Stored data:
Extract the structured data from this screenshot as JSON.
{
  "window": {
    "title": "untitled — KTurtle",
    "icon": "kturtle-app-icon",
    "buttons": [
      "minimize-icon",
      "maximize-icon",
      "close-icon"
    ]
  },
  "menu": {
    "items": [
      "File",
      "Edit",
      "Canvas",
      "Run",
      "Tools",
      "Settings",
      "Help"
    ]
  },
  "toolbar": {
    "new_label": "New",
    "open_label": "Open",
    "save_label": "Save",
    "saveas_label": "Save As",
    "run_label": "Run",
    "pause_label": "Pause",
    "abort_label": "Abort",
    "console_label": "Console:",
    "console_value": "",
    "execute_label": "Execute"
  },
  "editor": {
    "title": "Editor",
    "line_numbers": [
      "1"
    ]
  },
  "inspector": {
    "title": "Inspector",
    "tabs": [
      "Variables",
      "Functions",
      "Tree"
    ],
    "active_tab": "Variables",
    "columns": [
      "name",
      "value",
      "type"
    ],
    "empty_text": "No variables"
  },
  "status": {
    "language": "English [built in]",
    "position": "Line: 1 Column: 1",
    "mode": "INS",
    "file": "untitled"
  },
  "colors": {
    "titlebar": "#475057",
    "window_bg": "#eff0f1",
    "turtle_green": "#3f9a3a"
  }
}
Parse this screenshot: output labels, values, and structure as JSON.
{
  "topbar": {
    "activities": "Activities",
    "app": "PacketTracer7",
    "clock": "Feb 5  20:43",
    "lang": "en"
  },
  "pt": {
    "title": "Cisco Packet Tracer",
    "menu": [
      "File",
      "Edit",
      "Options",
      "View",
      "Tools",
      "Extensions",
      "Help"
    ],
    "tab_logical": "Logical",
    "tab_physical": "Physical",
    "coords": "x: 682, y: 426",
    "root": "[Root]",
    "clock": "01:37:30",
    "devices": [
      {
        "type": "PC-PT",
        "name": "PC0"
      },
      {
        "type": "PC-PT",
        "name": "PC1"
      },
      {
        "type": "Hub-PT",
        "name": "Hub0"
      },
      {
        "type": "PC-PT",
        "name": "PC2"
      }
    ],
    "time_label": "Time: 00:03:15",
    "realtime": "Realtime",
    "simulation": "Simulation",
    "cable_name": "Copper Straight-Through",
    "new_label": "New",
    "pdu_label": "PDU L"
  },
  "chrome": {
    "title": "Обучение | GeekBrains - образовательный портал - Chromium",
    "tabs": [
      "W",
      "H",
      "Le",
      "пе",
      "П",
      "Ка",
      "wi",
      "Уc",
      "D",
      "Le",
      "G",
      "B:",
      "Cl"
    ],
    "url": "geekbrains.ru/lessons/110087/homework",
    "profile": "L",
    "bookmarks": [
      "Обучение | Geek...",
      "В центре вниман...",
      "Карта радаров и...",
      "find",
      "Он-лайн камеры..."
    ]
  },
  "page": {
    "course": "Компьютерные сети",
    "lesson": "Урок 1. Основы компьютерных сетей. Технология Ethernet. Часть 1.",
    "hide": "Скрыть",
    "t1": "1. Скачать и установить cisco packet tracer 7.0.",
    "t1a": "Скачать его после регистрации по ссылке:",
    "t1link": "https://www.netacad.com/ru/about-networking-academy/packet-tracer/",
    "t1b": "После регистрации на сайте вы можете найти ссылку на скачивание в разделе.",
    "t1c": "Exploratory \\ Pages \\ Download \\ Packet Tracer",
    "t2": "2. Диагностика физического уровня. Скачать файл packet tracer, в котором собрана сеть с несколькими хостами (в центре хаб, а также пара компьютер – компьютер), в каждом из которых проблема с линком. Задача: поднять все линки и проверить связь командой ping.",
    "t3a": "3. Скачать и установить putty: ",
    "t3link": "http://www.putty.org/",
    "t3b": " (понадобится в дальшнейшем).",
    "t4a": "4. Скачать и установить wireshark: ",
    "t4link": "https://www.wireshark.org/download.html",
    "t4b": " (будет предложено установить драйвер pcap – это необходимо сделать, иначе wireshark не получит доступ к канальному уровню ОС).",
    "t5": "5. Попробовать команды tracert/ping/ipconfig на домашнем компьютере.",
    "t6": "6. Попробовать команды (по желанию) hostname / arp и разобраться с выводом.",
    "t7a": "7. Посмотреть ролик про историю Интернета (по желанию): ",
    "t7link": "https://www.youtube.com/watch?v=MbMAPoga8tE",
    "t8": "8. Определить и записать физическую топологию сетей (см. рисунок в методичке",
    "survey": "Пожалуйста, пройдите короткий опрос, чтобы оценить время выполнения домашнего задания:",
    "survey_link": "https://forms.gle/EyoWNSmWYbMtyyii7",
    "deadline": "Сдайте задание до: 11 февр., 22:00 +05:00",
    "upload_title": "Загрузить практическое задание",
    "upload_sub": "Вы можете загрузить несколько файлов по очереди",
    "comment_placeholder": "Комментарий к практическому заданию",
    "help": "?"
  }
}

[WRITTEN TASK] Reproduce each entry from the records above, character for character.

[ANSWER IN FULL]
Extract the structured data from this screenshot as JSON.
{
  "window": {
    "title": "untitled — KTurtle",
    "icon": "kturtle-app-icon",
    "buttons": [
      "minimize-icon",
      "maximize-icon",
      "close-icon"
    ]
  },
  "menu": {
    "items": [
      "File",
      "Edit",
      "Canvas",
      "Run",
      "Tools",
      "Settings",
      "Help"
    ]
  },
  "toolbar": {
    "new_label": "New",
    "open_label": "Open",
    "save_label": "Save",
    "saveas_label": "Save As",
    "run_label": "Run",
    "pause_label": "Pause",
    "abort_label": "Abort",
    "console_label": "Console:",
    "console_value": "",
    "execute_label": "Execute"
  },
  "editor": {
    "title": "Editor",
    "line_numbers": [
      "1"
    ]
  },
  "inspector": {
    "title": "Inspector",
    "tabs": [
      "Variables",
      "Functions",
      "Tree"
    ],
    "active_tab": "Variables",
    "columns": [
      "name",
      "value",
      "type"
    ],
    "empty_text": "No variables"
  },
  "status": {
    "language": "English [built in]",
    "position": "Line: 1 Column: 1",
    "mode": "INS",
    "file": "untitled"
  },
  "colors": {
    "titlebar": "#475057",
    "window_bg": "#eff0f1",
    "turtle_green": "#3f9a3a"
  }
}
Parse this screenshot: output labels, values, and structure as JSON.
{
  "topbar": {
    "activities": "Activities",
    "app": "PacketTracer7",
    "clock": "Feb 5  20:43",
    "lang": "en"
  },
  "pt": {
    "title": "Cisco Packet Tracer",
    "menu": [
      "File",
      "Edit",
      "Options",
      "View",
      "Tools",
      "Extensions",
      "Help"
    ],
    "tab_logical": "Logical",
    "tab_physical": "Physical",
    "coords": "x: 682, y: 426",
    "root": "[Root]",
    "clock": "01:37:30",
    "devices": [
      {
        "type": "PC-PT",
        "name": "PC0"
      },
      {
        "type": "PC-PT",
        "name": "PC1"
      },
      {
        "type": "Hub-PT",
        "name": "Hub0"
      },
      {
        "type": "PC-PT",
        "name": "PC2"
      }
    ],
    "time_label": "Time: 00:03:15",
    "realtime": "Realtime",
    "simulation": "Simulation",
    "cable_name": "Copper Straight-Through",
    "new_label": "New",
    "pdu_label": "PDU L"
  },
  "chrome": {
    "title": "Обучение | GeekBrains - образовательный портал - Chromium",
    "tabs": [
      "W",
      "H",
      "Le",
      "пе",
      "П",
      "Ка",
      "wi",
      "Уc",
      "D",
      "Le",
      "G",
      "B:",
      "Cl"
    ],
    "url": "geekbrains.ru/lessons/110087/homework",
    "profile": "L",
    "bookmarks": [
      "Обучение | Geek...",
      "В центре вниман...",
      "Карта радаров и...",
      "find",
      "Он-лайн камеры..."
    ]
  },
  "page": {
    "course": "Компьютерные сети",
    "lesson": "Урок 1. Основы компьютерных сетей. Технология Ethernet. Часть 1.",
    "hide": "Скрыть",
    "t1": "1. Скачать и установить cisco packet tracer 7.0.",
    "t1a": "Скачать его после регистрации по ссылке:",
    "t1link": "https://www.netacad.com/ru/about-networking-academy/packet-tracer/",
    "t1b": "После регистрации на сайте вы можете найти ссылку на скачивание в разделе.",
    "t1c": "Exploratory \\ Pages \\ Download \\ Packet Tracer",
    "t2": "2. Диагностика физического уровня. Скачать файл packet tracer, в котором собрана сеть с несколькими хостами (в центре хаб, а также пара компьютер – компьютер), в каждом из которых проблема с линком. Задача: поднять все линки и проверить связь командой ping.",
    "t3a": "3. Скачать и установить putty: ",
    "t3link": "http://www.putty.org/",
    "t3b": " (понадобится в дальшнейшем).",
    "t4a": "4. Скачать и установить wireshark: ",
    "t4link": "https://www.wireshark.org/download.html",
    "t4b": " (будет предложено установить драйвер pcap – это необходимо сделать, иначе wireshark не получит доступ к канальному уровню ОС).",
    "t5": "5. Попробовать команды tracert/ping/ipconfig на домашнем компьютере.",
    "t6": "6. Попробовать команды (по желанию) hostname / arp и разобраться с выводом.",
    "t7a": "7. Посмотреть ролик про историю Интернета (по желанию): ",
    "t7link": "https://www.youtube.com/watch?v=MbMAPoga8tE",
    "t8": "8. Определить и записать физическую топологию сетей (см. рисунок в методичке",
    "survey": "Пожалуйста, пройдите короткий опрос, чтобы оценить время выполнения домашнего задания:",
    "survey_link": "https://forms.gle/EyoWNSmWYbMtyyii7",
    "deadline": "Сдайте задание до: 11 февр., 22:00 +05:00",
    "upload_title": "Загрузить практическое задание",
    "upload_sub": "Вы можете загрузить несколько файлов по очереди",
    "comment_placeholder": "Комментарий к практическому заданию",
    "help": "?"
  }
}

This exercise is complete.